— Source extract —
+--

It’s the time of the year when commencement addresses are wrapping and everyone is getting on with their summer fun, including the fun being had on the sandy, sunny beaches at Cannes. In considering this year’s award winners, I was reminded of the great commencement address delivered by David Foster Wallace to the graduates of Kenyon College.
In his remarks, Wallace reminds the class of 2005 that “the most obvious and most important realities are often the hardest to talk about.” Where Wallace ends, Cannes picks up. For the award-winning PR campaigns this year are indeed talking about the most important realities and, in doing so, forcing us to do the same.
The Grand Prix winner for PR at Cannes this year is the well-publicized “Scarecrow” campaign for Chipotle, created by Creative Artists Agency, which partnered with Edelman to garner more than 12.5 million YouTube views and 650,000 downloads of the game version of the video. The campaign builds on Chipotle’s commitment to sustainable food by chronicling the Scarecrow’s journey from the industrialized food complex to a more healthy, wholesome lifestyle.

+--

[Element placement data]
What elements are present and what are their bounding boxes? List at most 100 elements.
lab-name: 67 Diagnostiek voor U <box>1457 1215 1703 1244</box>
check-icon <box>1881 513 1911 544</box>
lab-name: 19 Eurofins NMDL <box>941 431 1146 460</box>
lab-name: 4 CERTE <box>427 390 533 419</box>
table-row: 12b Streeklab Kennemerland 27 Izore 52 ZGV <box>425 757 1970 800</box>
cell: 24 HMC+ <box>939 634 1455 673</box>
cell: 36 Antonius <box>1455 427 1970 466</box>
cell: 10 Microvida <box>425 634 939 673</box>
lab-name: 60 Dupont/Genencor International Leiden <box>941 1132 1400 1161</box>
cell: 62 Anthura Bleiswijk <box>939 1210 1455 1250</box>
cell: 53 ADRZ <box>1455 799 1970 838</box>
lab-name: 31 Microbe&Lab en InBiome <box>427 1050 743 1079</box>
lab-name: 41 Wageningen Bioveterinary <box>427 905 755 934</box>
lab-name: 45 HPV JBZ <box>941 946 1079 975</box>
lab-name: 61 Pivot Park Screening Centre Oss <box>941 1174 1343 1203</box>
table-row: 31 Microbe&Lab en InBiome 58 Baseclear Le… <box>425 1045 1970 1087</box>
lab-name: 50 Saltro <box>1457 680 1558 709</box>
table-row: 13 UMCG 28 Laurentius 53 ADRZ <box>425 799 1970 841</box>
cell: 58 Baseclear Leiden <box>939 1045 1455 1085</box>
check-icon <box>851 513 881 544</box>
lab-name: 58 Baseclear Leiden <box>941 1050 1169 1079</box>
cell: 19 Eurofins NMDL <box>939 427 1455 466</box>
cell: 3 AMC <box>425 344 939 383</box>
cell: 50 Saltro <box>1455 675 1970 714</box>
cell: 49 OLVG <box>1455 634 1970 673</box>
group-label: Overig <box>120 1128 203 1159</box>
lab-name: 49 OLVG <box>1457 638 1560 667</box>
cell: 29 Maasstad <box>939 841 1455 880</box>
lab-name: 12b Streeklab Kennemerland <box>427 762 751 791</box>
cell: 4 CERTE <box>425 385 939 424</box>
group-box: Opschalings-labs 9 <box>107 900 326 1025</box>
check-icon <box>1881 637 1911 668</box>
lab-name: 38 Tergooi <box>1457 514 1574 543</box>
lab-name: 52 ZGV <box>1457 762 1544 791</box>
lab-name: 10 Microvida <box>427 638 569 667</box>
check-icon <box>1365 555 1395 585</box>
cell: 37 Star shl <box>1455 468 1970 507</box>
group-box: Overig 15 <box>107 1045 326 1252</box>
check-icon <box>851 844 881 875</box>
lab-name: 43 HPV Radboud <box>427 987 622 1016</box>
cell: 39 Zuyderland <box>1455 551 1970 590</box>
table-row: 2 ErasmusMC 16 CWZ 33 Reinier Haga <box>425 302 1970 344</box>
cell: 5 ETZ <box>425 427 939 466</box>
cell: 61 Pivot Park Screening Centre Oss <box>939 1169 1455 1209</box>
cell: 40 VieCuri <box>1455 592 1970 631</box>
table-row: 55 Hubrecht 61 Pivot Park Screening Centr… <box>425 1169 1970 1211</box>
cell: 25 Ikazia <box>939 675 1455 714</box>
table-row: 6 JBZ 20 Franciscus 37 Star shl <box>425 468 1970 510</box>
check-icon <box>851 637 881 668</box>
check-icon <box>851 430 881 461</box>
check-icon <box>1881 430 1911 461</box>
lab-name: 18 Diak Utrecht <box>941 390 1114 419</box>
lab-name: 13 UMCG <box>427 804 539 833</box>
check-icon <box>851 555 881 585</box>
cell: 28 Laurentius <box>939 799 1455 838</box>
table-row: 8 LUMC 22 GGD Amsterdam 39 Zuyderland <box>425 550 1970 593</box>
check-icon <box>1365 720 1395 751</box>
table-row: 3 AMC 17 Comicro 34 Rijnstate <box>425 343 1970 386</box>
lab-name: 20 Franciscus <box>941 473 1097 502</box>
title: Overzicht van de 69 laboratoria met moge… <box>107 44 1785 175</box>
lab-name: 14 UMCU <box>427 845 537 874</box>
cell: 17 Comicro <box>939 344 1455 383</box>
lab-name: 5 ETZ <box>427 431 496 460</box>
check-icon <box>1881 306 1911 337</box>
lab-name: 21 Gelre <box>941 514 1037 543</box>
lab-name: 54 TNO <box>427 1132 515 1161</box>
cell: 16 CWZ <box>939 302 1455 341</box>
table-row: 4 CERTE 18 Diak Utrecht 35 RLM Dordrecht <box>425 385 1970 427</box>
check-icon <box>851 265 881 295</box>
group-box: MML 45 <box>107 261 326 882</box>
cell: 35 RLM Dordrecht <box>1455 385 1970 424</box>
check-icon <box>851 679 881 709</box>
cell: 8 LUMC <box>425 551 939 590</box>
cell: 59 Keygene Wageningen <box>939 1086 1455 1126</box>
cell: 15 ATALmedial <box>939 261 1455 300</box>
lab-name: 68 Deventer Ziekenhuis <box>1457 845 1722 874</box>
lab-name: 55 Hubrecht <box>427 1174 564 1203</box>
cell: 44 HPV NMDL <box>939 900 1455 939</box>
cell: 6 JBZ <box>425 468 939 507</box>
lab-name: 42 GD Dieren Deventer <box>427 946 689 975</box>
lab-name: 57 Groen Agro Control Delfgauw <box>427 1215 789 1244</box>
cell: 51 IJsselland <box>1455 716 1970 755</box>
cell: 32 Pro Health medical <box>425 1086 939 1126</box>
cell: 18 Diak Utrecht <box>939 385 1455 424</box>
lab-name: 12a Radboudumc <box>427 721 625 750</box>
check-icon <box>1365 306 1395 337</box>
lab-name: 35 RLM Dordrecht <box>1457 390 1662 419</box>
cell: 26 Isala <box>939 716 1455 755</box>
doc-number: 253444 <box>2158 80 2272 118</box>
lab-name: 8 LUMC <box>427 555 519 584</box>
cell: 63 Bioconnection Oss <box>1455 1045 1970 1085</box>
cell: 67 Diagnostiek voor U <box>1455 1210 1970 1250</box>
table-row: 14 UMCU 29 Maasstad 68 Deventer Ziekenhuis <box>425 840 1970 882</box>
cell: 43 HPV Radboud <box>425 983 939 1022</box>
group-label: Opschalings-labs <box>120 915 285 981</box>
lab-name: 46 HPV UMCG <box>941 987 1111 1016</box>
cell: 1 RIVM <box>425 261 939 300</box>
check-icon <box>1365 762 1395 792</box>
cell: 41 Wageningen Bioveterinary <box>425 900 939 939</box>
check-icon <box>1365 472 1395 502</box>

+--

— Problem statement —
Reproduce the complete article on this year's Cannes PR award winners, word for word.

— Final result —
It’s the time of the year when commencement addresses are wrapping and everyone is getting on with their summer fun, including the fun being had on the sandy, sunny beaches at Cannes. In considering this year’s award winners, I was reminded of the great commencement address delivered by David Foster Wallace to the graduates of Kenyon College.
In his remarks, Wallace reminds the class of 2005 that “the most obvious and most important realities are often the hardest to talk about.” Where Wallace ends, Cannes picks up. For the award-winning PR campaigns this year are indeed talking about the most important realities and, in doing so, forcing us to do the same.
The Grand Prix winner for PR at Cannes this year is the well-publicized “Scarecrow” campaign for Chipotle, created by Creative Artists Agency, which partnered with Edelman to garner more than 12.5 million YouTube views and 650,000 downloads of the game version of the video. The campaign builds on Chipotle’s commitment to sustainable food by chronicling the Scarecrow’s journey from the industrialized food complex to a more healthy, wholesome lifestyle.